Problem to work on:
Check each line for the string "horizontal". Give only the count of lines that have it.

Available data:

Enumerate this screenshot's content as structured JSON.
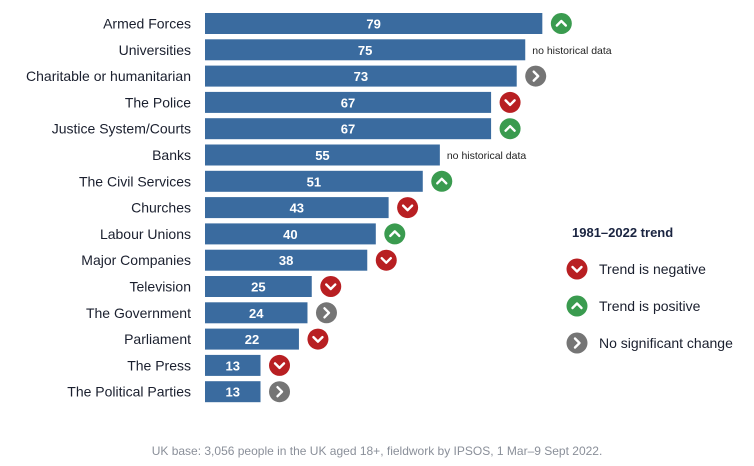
{
  "chart_data": {
    "type": "bar",
    "orientation": "horizontal",
    "categories": [
      "Armed Forces",
      "Universities",
      "Charitable or humanitarian",
      "The Police",
      "Justice System/Courts",
      "Banks",
      "The Civil Services",
      "Churches",
      "Labour Unions",
      "Major Companies",
      "Television",
      "The Government",
      "Parliament",
      "The Press",
      "The Political Parties"
    ],
    "values": [
      79,
      75,
      73,
      67,
      67,
      55,
      51,
      43,
      40,
      38,
      25,
      24,
      22,
      13,
      13
    ],
    "trend": [
      "positive",
      "none",
      "no-change",
      "negative",
      "positive",
      "none",
      "positive",
      "negative",
      "positive",
      "negative",
      "negative",
      "no-change",
      "negative",
      "negative",
      "no-change"
    ],
    "no_data_note": "no historical data",
    "bar_color": "#3a6b9f",
    "trend_colors": {
      "negative": "#b81f22",
      "positive": "#3a9b4f",
      "no-change": "#757575"
    },
    "legend": {
      "title": "1981–2022 trend",
      "position": "right",
      "items": [
        {
          "key": "negative",
          "label": "Trend is negative"
        },
        {
          "key": "positive",
          "label": "Trend is positive"
        },
        {
          "key": "no-change",
          "label": "No significant change"
        }
      ]
    },
    "footer": "UK base: 3,056 people in the UK aged 18+, fieldwork by IPSOS,  1 Mar–9 Sept 2022."
  }
}
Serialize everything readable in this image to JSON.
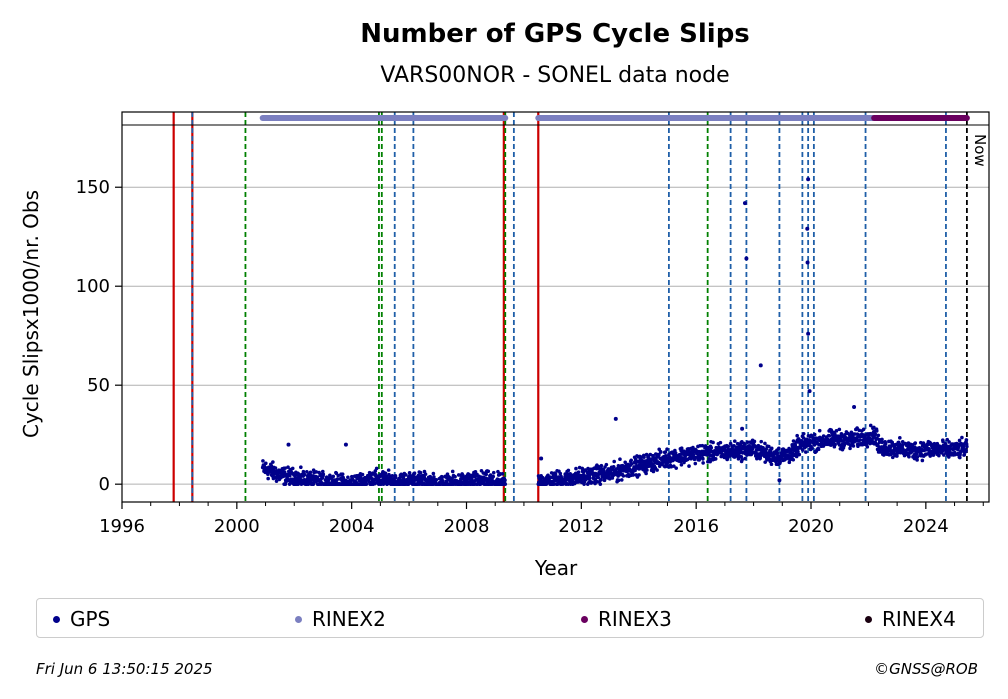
{
  "chart_data": {
    "type": "scatter",
    "title": "Number of GPS Cycle Slips",
    "subtitle": "VARS00NOR - SONEL data node",
    "xlabel": "Year",
    "ylabel": "Cycle Slipsx1000/nr. Obs",
    "xlim": [
      1996,
      2026.2
    ],
    "ylim": [
      -9,
      188
    ],
    "x_ticks": [
      1996,
      2000,
      2004,
      2008,
      2012,
      2016,
      2020,
      2024
    ],
    "y_ticks": [
      0,
      50,
      100,
      150
    ],
    "grid": "horizontal",
    "now_label": "Now",
    "now_year": 2025.43,
    "series": [
      {
        "name": "GPS",
        "color": "#00008b",
        "clusters": [
          {
            "start": 2000.9,
            "end": 2009.35,
            "values": [
              8,
              4,
              2,
              1,
              0,
              3,
              1,
              2,
              0,
              1,
              2,
              0
            ]
          },
          {
            "start": 2010.5,
            "end": 2013.3,
            "values": [
              1,
              2,
              3,
              4,
              5,
              6
            ]
          },
          {
            "start": 2013.3,
            "end": 2017.5,
            "values": [
              7,
              10,
              13,
              15,
              16,
              17
            ]
          },
          {
            "start": 2017.5,
            "end": 2019.5,
            "values": [
              17,
              18,
              15,
              14,
              17
            ]
          },
          {
            "start": 2019.5,
            "end": 2022.3,
            "values": [
              19,
              21,
              22,
              23,
              22,
              24,
              25
            ]
          },
          {
            "start": 2022.3,
            "end": 2025.43,
            "values": [
              19,
              18,
              17,
              18,
              17,
              18
            ]
          }
        ],
        "outliers": [
          {
            "x": 2001.8,
            "y": 20
          },
          {
            "x": 2003.8,
            "y": 20
          },
          {
            "x": 2013.2,
            "y": 33
          },
          {
            "x": 2017.7,
            "y": 142
          },
          {
            "x": 2017.75,
            "y": 114
          },
          {
            "x": 2018.25,
            "y": 60
          },
          {
            "x": 2019.9,
            "y": 154
          },
          {
            "x": 2019.87,
            "y": 129
          },
          {
            "x": 2019.88,
            "y": 112
          },
          {
            "x": 2019.9,
            "y": 76
          },
          {
            "x": 2019.95,
            "y": 47
          },
          {
            "x": 2021.5,
            "y": 39
          },
          {
            "x": 2017.6,
            "y": 28
          },
          {
            "x": 2018.9,
            "y": 2
          },
          {
            "x": 2010.6,
            "y": 13
          }
        ]
      }
    ],
    "rinex_bars": [
      {
        "name": "RINEX2",
        "color": "#7b7fc0",
        "start": 2000.9,
        "end": 2009.35
      },
      {
        "name": "RINEX2",
        "color": "#7b7fc0",
        "start": 2010.5,
        "end": 2022.2
      },
      {
        "name": "RINEX3",
        "color": "#6a005f",
        "start": 2022.2,
        "end": 2025.43
      }
    ],
    "event_lines": [
      {
        "year": 1997.8,
        "color": "#cc0000",
        "style": "solid"
      },
      {
        "year": 1998.45,
        "color": "#cc0000",
        "style": "solid"
      },
      {
        "year": 1998.45,
        "color": "#1f5fa8",
        "style": "dashed"
      },
      {
        "year": 2000.3,
        "color": "#008000",
        "style": "dashed"
      },
      {
        "year": 2004.95,
        "color": "#008000",
        "style": "dashed"
      },
      {
        "year": 2005.05,
        "color": "#008000",
        "style": "dashed"
      },
      {
        "year": 2005.5,
        "color": "#1f5fa8",
        "style": "dashed"
      },
      {
        "year": 2006.15,
        "color": "#1f5fa8",
        "style": "dashed"
      },
      {
        "year": 2009.3,
        "color": "#cc0000",
        "style": "solid"
      },
      {
        "year": 2009.35,
        "color": "#008000",
        "style": "dashed"
      },
      {
        "year": 2009.65,
        "color": "#1f5fa8",
        "style": "dashed"
      },
      {
        "year": 2010.5,
        "color": "#cc0000",
        "style": "solid"
      },
      {
        "year": 2015.05,
        "color": "#1f5fa8",
        "style": "dashed"
      },
      {
        "year": 2016.4,
        "color": "#008000",
        "style": "dashed"
      },
      {
        "year": 2017.2,
        "color": "#1f5fa8",
        "style": "dashed"
      },
      {
        "year": 2017.75,
        "color": "#1f5fa8",
        "style": "dashed"
      },
      {
        "year": 2018.9,
        "color": "#1f5fa8",
        "style": "dashed"
      },
      {
        "year": 2019.7,
        "color": "#1f5fa8",
        "style": "dashed"
      },
      {
        "year": 2019.9,
        "color": "#1f5fa8",
        "style": "dashed"
      },
      {
        "year": 2020.1,
        "color": "#1f5fa8",
        "style": "dashed"
      },
      {
        "year": 2021.9,
        "color": "#1f5fa8",
        "style": "dashed"
      },
      {
        "year": 2024.7,
        "color": "#1f5fa8",
        "style": "dashed"
      },
      {
        "year": 2025.43,
        "color": "#000000",
        "style": "dashed"
      }
    ]
  },
  "legend": [
    {
      "label": "GPS",
      "color": "#00008b"
    },
    {
      "label": "RINEX2",
      "color": "#7b7fc0"
    },
    {
      "label": "RINEX3",
      "color": "#6a005f"
    },
    {
      "label": "RINEX4",
      "color": "#1a0010"
    }
  ],
  "footer": {
    "timestamp": "Fri Jun  6 13:50:15 2025",
    "copyright": "©GNSS@ROB"
  }
}
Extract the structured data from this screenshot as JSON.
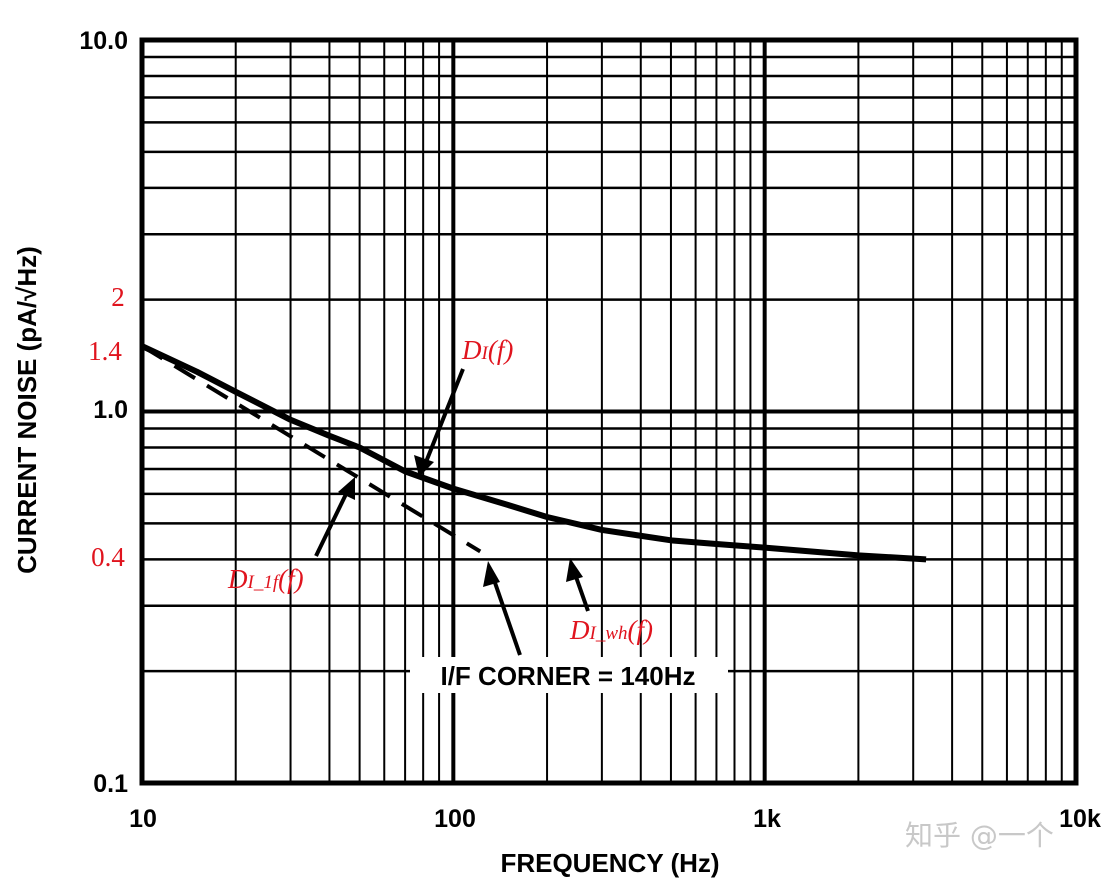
{
  "chart_data": {
    "type": "line",
    "xlabel": "FREQUENCY (Hz)",
    "ylabel": "CURRENT NOISE (pA/√Hz)",
    "x_scale": "log",
    "y_scale": "log",
    "xlim": [
      10,
      10000
    ],
    "ylim": [
      0.1,
      10
    ],
    "grid": true,
    "x_ticks": [
      "10",
      "100",
      "1k",
      "10k"
    ],
    "y_ticks": [
      "10.0",
      "1.0",
      "0.1"
    ],
    "y_annotation_ticks": [
      {
        "label": "2",
        "value": 2
      },
      {
        "label": "1.4",
        "value": 1.4
      },
      {
        "label": "0.4",
        "value": 0.4
      }
    ],
    "series": [
      {
        "style": "solid",
        "x": [
          10,
          15,
          20,
          30,
          40,
          50,
          70,
          100,
          150,
          200,
          300,
          500,
          700,
          1000,
          2000,
          3300
        ],
        "y": [
          1.5,
          1.28,
          1.13,
          0.95,
          0.86,
          0.8,
          0.69,
          0.62,
          0.56,
          0.52,
          0.48,
          0.45,
          0.44,
          0.43,
          0.41,
          0.4
        ]
      },
      {
        "style": "dashed",
        "x": [
          10,
          122
        ],
        "y": [
          1.5,
          0.42
        ]
      }
    ],
    "annotations": {
      "total": {
        "main": "D",
        "sub": "I",
        "tail": "(f)"
      },
      "one_over_f": {
        "main": "D",
        "sub": "I_1f",
        "tail": "(f)"
      },
      "white": {
        "main": "D",
        "sub": "I_wh",
        "tail": "(f)"
      },
      "corner": "I/F CORNER = 140Hz"
    },
    "colors": {
      "annotation": "#e0141e",
      "lines": "#000000"
    }
  },
  "watermark": "知乎 @一个"
}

Answer to this problem:
2